Given request: Word for word, print each line of the listing below; pictures stay out.

Recorded data:
◆ ◆ ◆

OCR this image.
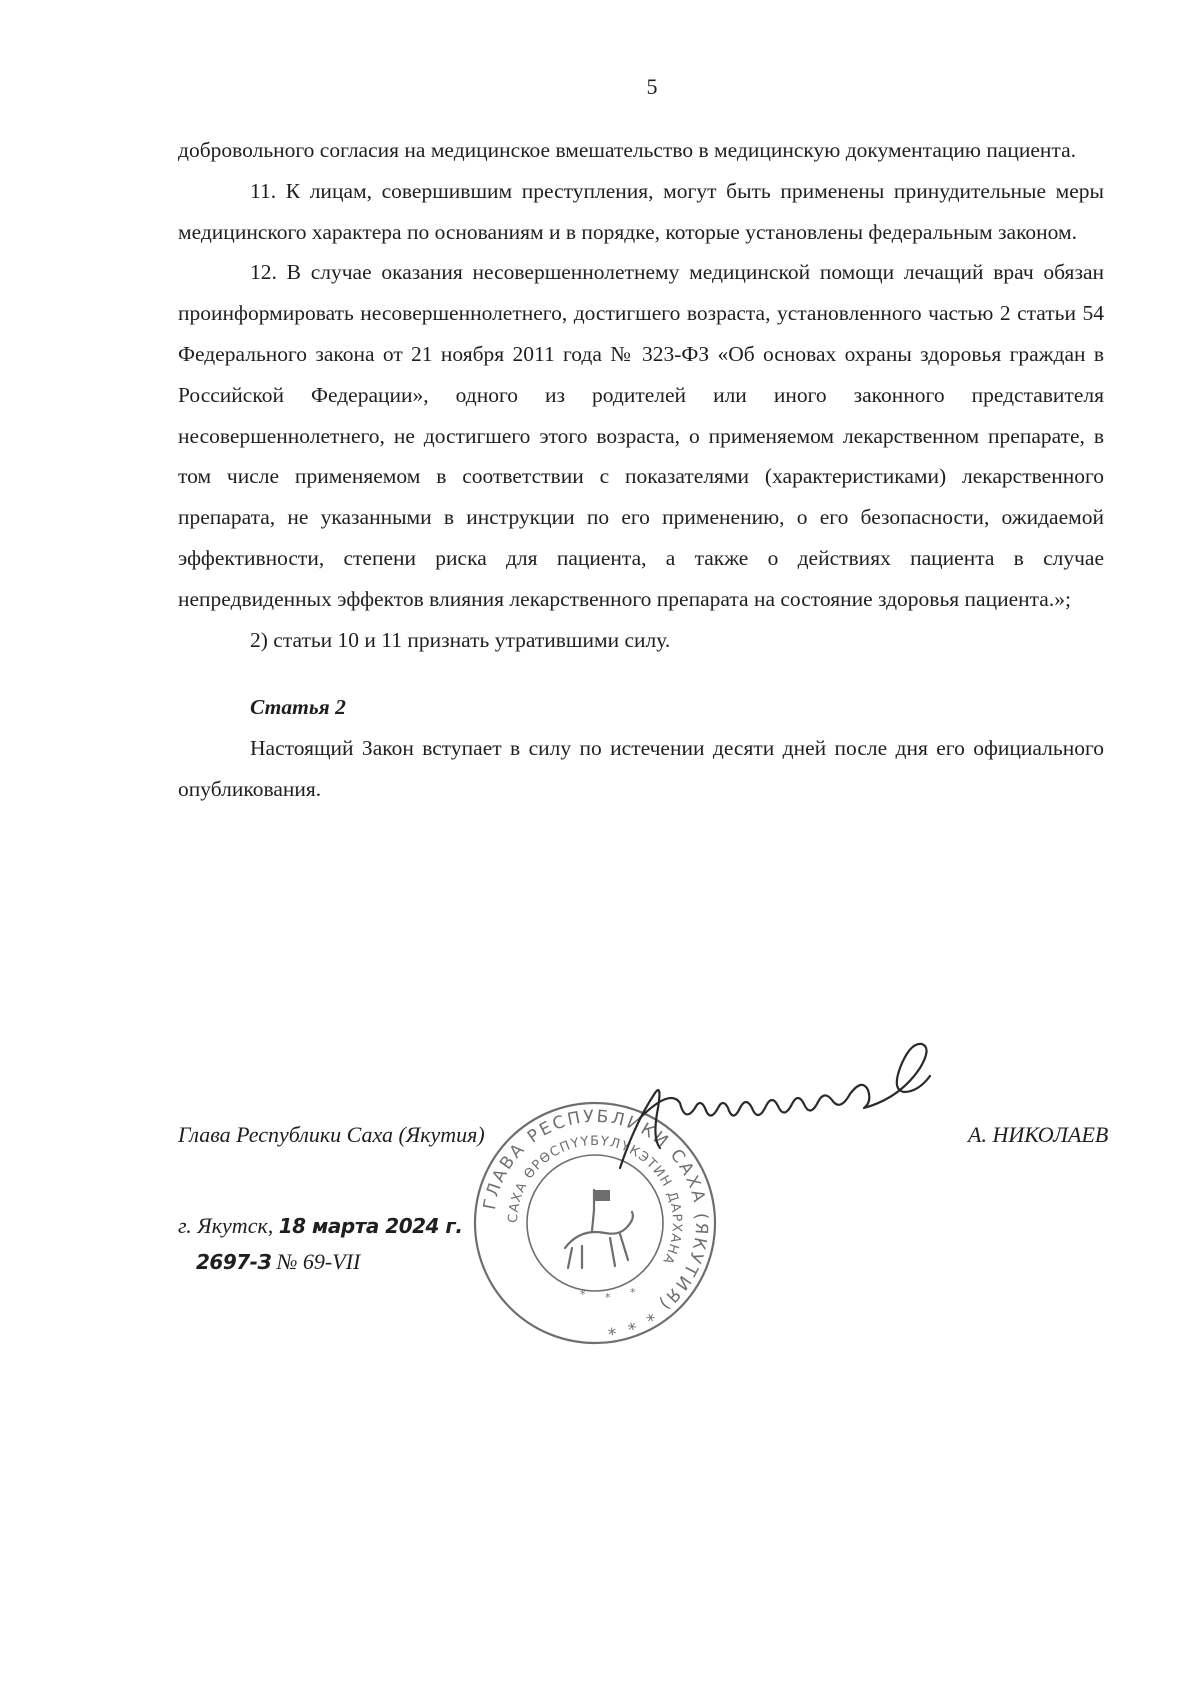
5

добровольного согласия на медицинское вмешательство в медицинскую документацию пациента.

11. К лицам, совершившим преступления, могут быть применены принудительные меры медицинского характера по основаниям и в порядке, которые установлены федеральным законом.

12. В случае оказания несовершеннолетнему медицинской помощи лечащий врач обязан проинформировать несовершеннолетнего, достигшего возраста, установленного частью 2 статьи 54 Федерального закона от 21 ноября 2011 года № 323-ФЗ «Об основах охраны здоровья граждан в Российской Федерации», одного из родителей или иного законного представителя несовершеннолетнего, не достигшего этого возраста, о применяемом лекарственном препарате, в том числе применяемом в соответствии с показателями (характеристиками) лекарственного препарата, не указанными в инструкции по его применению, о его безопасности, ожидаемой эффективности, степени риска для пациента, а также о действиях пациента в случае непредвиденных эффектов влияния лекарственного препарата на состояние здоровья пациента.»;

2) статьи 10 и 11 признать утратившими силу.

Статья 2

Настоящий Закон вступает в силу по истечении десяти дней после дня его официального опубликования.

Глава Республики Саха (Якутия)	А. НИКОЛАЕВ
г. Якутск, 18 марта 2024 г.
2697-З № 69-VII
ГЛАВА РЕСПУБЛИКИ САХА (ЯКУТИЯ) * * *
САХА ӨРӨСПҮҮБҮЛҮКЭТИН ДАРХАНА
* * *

◆ ◆ ◆

Finished exercise:
OCR this image.
5

добровольного согласия на медицинское вмешательство в медицинскую документацию пациента.

11. К лицам, совершившим преступления, могут быть применены принудительные меры медицинского характера по основаниям и в порядке, которые установлены федеральным законом.

12. В случае оказания несовершеннолетнему медицинской помощи лечащий врач обязан проинформировать несовершеннолетнего, достигшего возраста, установленного частью 2 статьи 54 Федерального закона от 21 ноября 2011 года № 323-ФЗ «Об основах охраны здоровья граждан в Российской Федерации», одного из родителей или иного законного представителя несовершеннолетнего, не достигшего этого возраста, о применяемом лекарственном препарате, в том числе применяемом в соответствии с показателями (характеристиками) лекарственного препарата, не указанными в инструкции по его применению, о его безопасности, ожидаемой эффективности, степени риска для пациента, а также о действиях пациента в случае непредвиденных эффектов влияния лекарственного препарата на состояние здоровья пациента.»;

2) статьи 10 и 11 признать утратившими силу.

Статья 2

Настоящий Закон вступает в силу по истечении десяти дней после дня его официального опубликования.

Глава Республики Саха (Якутия)	А. НИКОЛАЕВ
г. Якутск, 18 марта 2024 г.
2697-З № 69-VII
ГЛАВА РЕСПУБЛИКИ САХА (ЯКУТИЯ) * * *
САХА ӨРӨСПҮҮБҮЛҮКЭТИН ДАРХАНА
* * *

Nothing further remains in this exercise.